Exercise task = Present the following entries again, word for word and in full.

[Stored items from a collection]
+--

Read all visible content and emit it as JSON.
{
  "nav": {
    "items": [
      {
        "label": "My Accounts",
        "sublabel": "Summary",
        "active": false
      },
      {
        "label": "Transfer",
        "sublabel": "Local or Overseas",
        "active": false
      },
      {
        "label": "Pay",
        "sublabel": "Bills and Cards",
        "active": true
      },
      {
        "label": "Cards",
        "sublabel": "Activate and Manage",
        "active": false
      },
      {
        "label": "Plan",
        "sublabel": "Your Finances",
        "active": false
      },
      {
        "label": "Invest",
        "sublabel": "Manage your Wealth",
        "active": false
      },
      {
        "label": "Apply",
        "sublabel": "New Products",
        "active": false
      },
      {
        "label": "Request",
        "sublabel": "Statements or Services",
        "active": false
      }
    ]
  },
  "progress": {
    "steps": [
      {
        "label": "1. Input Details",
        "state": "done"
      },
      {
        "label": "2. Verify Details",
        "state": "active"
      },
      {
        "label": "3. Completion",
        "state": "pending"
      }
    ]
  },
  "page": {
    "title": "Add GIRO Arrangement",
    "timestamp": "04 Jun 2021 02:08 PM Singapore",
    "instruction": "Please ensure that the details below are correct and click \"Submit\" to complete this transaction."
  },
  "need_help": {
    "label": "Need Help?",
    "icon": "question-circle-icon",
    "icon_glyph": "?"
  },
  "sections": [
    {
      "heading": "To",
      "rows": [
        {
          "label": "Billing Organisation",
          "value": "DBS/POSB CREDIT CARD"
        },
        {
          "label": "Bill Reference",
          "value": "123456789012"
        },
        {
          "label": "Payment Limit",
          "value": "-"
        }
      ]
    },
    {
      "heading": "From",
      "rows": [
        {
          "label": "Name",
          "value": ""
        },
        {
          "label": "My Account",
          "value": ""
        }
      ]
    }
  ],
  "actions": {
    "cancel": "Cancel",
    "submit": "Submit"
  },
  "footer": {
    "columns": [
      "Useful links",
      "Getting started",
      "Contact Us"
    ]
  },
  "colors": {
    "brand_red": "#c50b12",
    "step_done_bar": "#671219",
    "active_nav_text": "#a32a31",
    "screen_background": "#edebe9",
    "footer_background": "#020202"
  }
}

+--

Written answer =
Read all visible content and emit it as JSON.
{
  "nav": {
    "items": [
      {
        "label": "My Accounts",
        "sublabel": "Summary",
        "active": false
      },
      {
        "label": "Transfer",
        "sublabel": "Local or Overseas",
        "active": false
      },
      {
        "label": "Pay",
        "sublabel": "Bills and Cards",
        "active": true
      },
      {
        "label": "Cards",
        "sublabel": "Activate and Manage",
        "active": false
      },
      {
        "label": "Plan",
        "sublabel": "Your Finances",
        "active": false
      },
      {
        "label": "Invest",
        "sublabel": "Manage your Wealth",
        "active": false
      },
      {
        "label": "Apply",
        "sublabel": "New Products",
        "active": false
      },
      {
        "label": "Request",
        "sublabel": "Statements or Services",
        "active": false
      }
    ]
  },
  "progress": {
    "steps": [
      {
        "label": "1. Input Details",
        "state": "done"
      },
      {
        "label": "2. Verify Details",
        "state": "active"
      },
      {
        "label": "3. Completion",
        "state": "pending"
      }
    ]
  },
  "page": {
    "title": "Add GIRO Arrangement",
    "timestamp": "04 Jun 2021 02:08 PM Singapore",
    "instruction": "Please ensure that the details below are correct and click \"Submit\" to complete this transaction."
  },
  "need_help": {
    "label": "Need Help?",
    "icon": "question-circle-icon",
    "icon_glyph": "?"
  },
  "sections": [
    {
      "heading": "To",
      "rows": [
        {
          "label": "Billing Organisation",
          "value": "DBS/POSB CREDIT CARD"
        },
        {
          "label": "Bill Reference",
          "value": "123456789012"
        },
        {
          "label": "Payment Limit",
          "value": "-"
        }
      ]
    },
    {
      "heading": "From",
      "rows": [
        {
          "label": "Name",
          "value": ""
        },
        {
          "label": "My Account",
          "value": ""
        }
      ]
    }
  ],
  "actions": {
    "cancel": "Cancel",
    "submit": "Submit"
  },
  "footer": {
    "columns": [
      "Useful links",
      "Getting started",
      "Contact Us"
    ]
  },
  "colors": {
    "brand_red": "#c50b12",
    "step_done_bar": "#671219",
    "active_nav_text": "#a32a31",
    "screen_background": "#edebe9",
    "footer_background": "#020202"
  }
}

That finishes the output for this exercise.